PASSAGE SHOWN:
■ ■ ■ ■ ■ ■ ■
In all fairness to Soderling, injuries have also played a role in his lengthy absence.

Just this week, Soderling said if he does return to competitive tennis next year that it might be in the form of exhibition events for veterans??

"The final decision on my career has yet to peak," he said. "If I get back in 2013, then I do not know ... I guess I just stayed veteran circuit. Already would probably be too heavy to get back.

"I'm frustrated because I'm doing what I can. If you would have asked me before two-three weeks ago, I would have been really positive. Could I play basically every day, but then I catch cold. Sometimes I go full half an hour, the next day it's too much. Hard to deal with it. Impotency is upsetting. I also consulted with sports psychologists, situation is irritating, but not to drive you crazy. Gradually, I realized that I only accept state. Nothing is certain."

The English isn't perfect, but I think you get the point.

He's frustrated.
■ ■ ■ ■ ■ ■ ■
GIVEN INFORMATION:
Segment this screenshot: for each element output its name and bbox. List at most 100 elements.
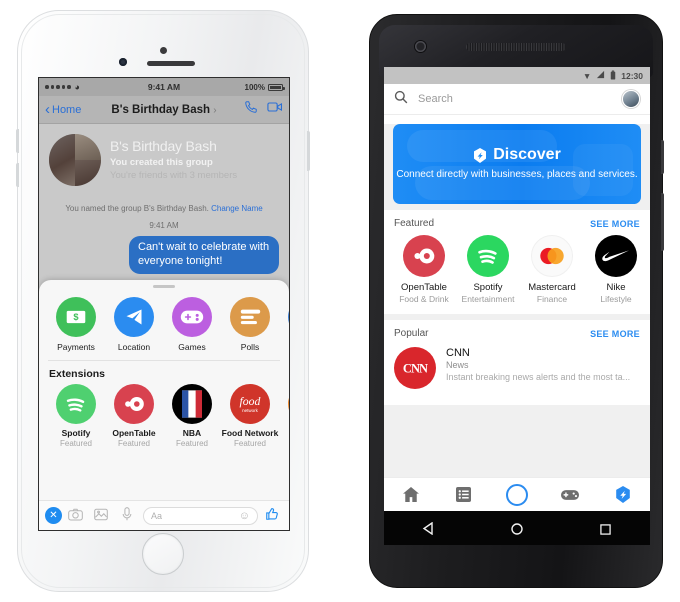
■ ■ ■ ■ ■ ■ ■
DESCRIPTION OF THE TASK: Resume the passage about Soderling's long absence from tennis, beginning right after its final line.

RESULT:
Robin Bo Carl Soderling reached as high as No. 4 in the world in November of 2010, thanks in part on reaching back-to-back French Open finals in 2009 and 2010, only to lose to two of the greatest tennis players of all-time, in Roger Federer and Rafael Nadal, respectively. Soderling did, however, stun the top seed and defending champion in both of those events, as he shocked Nadal at Roland Garros in 2009 and Federer there in 2010. The big-hitting Swede became the first, and still only, player to beat Nadal at the French, where the mighty Spaniard is an amazing 52-1 all-time. And when Soderling vanquished Federer in Paris in 2010, it halted Federer's seemingly unstoppable Grand Slam semifinal streak at 23. Those results would have to qualify as two of the most-impressive wins in recent Grand Slam history, and the one against the clay-court Goliath that is Nadal was considered, at the time, the biggest upset in the history of major men's tennis.

Soderling landed in the U.S. Open quarterfinals in 2009 and 2010; a Wimbledon quarterfinal in '10; and was a semifinalist at the prestigious ATP World Tour Finals in 2009. I'd say he's pretty good.

The 28-year-old Tibro native posted back-to-back year-end Top-10 finishes in '09 and '10 and had been a mainstay in the Top 20 since 2008. But he's currently unranked due to his inactivity, or having not competed on the circuit for 12 months.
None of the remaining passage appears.